--- Requirement ---
Copy the listing from its first line through the line containing "y-tick-label: −40 [337,662,367,678]", substituting "legend-marker" for every "legend-swatch" and leaving everything else as it stands.
──────────────────────────────
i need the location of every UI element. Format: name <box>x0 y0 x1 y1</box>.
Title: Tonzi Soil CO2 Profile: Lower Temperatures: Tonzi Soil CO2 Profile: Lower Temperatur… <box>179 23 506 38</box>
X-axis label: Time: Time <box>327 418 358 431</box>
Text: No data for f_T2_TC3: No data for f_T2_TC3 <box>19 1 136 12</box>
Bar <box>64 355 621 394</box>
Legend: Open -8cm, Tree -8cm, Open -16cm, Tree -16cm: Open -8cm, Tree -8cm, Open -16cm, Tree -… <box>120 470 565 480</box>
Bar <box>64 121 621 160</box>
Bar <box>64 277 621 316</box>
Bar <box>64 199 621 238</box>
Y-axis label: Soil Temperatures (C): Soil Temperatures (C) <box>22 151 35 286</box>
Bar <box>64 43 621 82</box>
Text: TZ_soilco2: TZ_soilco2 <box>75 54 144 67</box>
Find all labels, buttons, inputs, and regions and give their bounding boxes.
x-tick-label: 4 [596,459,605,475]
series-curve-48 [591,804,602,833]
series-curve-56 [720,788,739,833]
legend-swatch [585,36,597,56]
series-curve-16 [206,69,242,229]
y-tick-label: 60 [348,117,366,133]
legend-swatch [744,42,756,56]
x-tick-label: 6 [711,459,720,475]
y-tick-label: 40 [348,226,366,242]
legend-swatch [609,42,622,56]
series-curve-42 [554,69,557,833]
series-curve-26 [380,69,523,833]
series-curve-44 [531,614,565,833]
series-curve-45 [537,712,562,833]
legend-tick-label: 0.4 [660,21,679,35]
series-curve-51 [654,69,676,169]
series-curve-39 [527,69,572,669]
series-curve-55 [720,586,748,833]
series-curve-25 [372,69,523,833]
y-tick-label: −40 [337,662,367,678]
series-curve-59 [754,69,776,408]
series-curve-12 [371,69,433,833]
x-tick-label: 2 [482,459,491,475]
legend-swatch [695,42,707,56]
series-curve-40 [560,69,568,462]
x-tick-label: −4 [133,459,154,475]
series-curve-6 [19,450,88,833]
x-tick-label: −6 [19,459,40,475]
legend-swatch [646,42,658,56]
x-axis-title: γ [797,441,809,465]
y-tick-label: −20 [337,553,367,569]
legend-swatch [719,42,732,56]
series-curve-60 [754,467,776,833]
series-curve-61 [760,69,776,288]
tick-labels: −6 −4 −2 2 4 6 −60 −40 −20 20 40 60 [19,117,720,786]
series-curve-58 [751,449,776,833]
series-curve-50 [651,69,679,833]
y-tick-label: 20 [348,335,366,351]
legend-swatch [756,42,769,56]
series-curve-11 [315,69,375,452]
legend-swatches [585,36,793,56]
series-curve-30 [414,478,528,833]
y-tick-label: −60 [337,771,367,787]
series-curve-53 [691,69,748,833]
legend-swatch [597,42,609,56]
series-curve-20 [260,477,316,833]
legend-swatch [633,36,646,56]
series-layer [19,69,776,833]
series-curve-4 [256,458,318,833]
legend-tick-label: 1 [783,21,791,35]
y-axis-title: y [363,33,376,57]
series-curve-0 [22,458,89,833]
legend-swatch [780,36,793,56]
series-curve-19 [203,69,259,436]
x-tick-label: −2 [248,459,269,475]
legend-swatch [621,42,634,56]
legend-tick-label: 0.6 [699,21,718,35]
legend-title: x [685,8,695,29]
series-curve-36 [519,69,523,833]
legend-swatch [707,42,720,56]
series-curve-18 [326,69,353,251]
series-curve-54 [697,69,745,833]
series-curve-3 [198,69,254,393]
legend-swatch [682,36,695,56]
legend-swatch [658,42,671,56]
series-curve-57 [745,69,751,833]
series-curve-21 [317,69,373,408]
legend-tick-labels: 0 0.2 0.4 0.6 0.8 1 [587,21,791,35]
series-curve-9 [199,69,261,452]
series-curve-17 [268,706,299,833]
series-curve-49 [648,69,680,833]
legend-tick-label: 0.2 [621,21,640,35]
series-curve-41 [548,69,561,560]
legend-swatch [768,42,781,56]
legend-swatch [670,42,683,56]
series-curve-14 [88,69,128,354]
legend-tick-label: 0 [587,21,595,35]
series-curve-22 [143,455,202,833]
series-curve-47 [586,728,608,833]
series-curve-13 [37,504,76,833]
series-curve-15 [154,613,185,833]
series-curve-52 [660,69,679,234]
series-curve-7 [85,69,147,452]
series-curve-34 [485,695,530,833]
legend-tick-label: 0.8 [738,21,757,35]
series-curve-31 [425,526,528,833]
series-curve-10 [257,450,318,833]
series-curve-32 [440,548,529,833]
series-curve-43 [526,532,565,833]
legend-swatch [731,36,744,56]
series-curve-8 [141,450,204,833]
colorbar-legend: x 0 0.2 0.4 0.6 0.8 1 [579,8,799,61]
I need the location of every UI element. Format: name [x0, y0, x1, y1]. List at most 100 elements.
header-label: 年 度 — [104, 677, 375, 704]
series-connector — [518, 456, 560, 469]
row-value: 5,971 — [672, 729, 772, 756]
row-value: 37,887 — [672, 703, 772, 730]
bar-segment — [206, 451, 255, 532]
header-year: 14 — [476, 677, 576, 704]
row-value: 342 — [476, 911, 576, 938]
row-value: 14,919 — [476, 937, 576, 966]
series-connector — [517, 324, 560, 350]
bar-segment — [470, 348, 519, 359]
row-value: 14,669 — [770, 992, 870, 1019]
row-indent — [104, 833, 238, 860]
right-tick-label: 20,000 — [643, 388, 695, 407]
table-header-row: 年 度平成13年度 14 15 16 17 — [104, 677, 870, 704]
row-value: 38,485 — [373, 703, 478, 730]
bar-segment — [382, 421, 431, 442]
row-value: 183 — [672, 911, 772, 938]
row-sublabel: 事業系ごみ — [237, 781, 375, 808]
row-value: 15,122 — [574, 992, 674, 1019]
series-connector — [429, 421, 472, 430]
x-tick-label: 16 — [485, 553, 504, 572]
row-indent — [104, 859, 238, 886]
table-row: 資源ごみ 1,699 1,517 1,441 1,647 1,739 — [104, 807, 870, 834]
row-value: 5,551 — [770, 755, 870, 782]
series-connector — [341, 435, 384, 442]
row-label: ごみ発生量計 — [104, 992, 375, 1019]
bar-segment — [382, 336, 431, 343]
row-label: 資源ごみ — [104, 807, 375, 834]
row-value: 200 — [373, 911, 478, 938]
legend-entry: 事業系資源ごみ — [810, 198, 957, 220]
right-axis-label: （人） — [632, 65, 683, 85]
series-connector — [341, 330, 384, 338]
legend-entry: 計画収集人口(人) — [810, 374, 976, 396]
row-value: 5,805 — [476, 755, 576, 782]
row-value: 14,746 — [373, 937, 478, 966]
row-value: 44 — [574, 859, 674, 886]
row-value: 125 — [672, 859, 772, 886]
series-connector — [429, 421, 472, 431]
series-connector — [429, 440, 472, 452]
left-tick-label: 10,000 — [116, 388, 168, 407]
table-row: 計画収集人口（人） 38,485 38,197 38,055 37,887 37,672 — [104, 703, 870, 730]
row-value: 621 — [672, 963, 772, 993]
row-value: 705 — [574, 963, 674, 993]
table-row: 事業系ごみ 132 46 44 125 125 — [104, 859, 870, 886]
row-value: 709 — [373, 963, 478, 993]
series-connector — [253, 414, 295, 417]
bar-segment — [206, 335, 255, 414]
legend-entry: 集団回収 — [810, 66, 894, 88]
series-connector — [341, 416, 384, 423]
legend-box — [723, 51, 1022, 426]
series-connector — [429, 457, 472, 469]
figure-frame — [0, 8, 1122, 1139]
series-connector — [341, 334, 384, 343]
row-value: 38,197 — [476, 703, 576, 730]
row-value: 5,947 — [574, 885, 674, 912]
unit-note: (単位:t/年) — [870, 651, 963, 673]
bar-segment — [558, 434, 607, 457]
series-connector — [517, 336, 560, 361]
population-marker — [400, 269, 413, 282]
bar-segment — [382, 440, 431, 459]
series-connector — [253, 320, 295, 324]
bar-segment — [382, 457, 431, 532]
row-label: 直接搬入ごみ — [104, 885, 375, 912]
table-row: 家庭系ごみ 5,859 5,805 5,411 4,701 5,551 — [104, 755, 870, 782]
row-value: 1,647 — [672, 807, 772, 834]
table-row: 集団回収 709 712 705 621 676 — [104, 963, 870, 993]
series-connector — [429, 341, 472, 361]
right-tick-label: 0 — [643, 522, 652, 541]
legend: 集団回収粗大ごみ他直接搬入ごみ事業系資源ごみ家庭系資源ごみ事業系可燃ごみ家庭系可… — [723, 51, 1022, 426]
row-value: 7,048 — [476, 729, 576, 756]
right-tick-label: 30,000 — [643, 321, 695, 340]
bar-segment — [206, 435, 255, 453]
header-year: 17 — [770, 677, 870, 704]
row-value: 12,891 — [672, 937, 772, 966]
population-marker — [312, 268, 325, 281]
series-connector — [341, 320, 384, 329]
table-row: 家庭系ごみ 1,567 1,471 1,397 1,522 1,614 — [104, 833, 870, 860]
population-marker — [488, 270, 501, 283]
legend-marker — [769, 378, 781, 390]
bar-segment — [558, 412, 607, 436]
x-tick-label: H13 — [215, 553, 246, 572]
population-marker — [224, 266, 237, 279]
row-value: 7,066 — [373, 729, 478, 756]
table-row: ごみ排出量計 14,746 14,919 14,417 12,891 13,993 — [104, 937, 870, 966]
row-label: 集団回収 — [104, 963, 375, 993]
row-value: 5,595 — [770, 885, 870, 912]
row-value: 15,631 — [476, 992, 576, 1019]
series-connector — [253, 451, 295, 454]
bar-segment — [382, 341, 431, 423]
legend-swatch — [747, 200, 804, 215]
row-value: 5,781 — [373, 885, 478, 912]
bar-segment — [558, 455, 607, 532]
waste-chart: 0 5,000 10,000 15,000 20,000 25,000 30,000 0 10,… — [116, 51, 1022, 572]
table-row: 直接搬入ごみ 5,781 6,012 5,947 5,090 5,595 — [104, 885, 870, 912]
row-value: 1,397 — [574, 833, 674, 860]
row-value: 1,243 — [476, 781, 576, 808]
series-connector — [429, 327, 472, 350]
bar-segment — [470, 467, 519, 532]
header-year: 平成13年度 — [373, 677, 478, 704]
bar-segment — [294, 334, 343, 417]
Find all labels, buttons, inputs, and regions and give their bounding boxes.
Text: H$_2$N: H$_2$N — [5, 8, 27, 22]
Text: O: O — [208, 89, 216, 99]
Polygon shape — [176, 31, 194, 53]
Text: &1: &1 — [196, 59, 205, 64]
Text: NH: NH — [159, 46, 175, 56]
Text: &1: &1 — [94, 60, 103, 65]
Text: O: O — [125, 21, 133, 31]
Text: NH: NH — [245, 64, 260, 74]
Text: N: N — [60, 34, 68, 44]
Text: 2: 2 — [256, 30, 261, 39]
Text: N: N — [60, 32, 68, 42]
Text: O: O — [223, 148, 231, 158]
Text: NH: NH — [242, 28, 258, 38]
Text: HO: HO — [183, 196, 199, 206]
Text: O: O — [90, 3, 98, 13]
──────────────────────────────
--- Response to this exercise ---
i need the location of every UI element. Format: name <box>x0 y0 x1 y1</box>.
Title: Tonzi Soil CO2 Profile: Lower Temperatures: Tonzi Soil CO2 Profile: Lower Temperatur… <box>179 23 506 38</box>
X-axis label: Time: Time <box>327 418 358 431</box>
Text: No data for f_T2_TC3: No data for f_T2_TC3 <box>19 1 136 12</box>
Bar <box>64 355 621 394</box>
Legend: Open -8cm, Tree -8cm, Open -16cm, Tree -16cm: Open -8cm, Tree -8cm, Open -16cm, Tree -… <box>120 470 565 480</box>
Bar <box>64 121 621 160</box>
Bar <box>64 277 621 316</box>
Bar <box>64 199 621 238</box>
Y-axis label: Soil Temperatures (C): Soil Temperatures (C) <box>22 151 35 286</box>
Bar <box>64 43 621 82</box>
Text: TZ_soilco2: TZ_soilco2 <box>75 54 144 67</box>
Find all labels, buttons, inputs, and regions and give their bounding boxes.
x-tick-label: 4 [596,459,605,475]
series-curve-48 [591,804,602,833]
series-curve-56 [720,788,739,833]
legend-marker [585,36,597,56]
series-curve-16 [206,69,242,229]
y-tick-label: 60 [348,117,366,133]
legend-marker [744,42,756,56]
x-tick-label: 6 [711,459,720,475]
y-tick-label: 40 [348,226,366,242]
legend-marker [609,42,622,56]
series-curve-42 [554,69,557,833]
series-curve-26 [380,69,523,833]
series-curve-44 [531,614,565,833]
series-curve-45 [537,712,562,833]
legend-tick-label: 0.4 [660,21,679,35]
series-curve-51 [654,69,676,169]
series-curve-39 [527,69,572,669]
series-curve-55 [720,586,748,833]
series-curve-25 [372,69,523,833]
y-tick-label: −40 [337,662,367,678]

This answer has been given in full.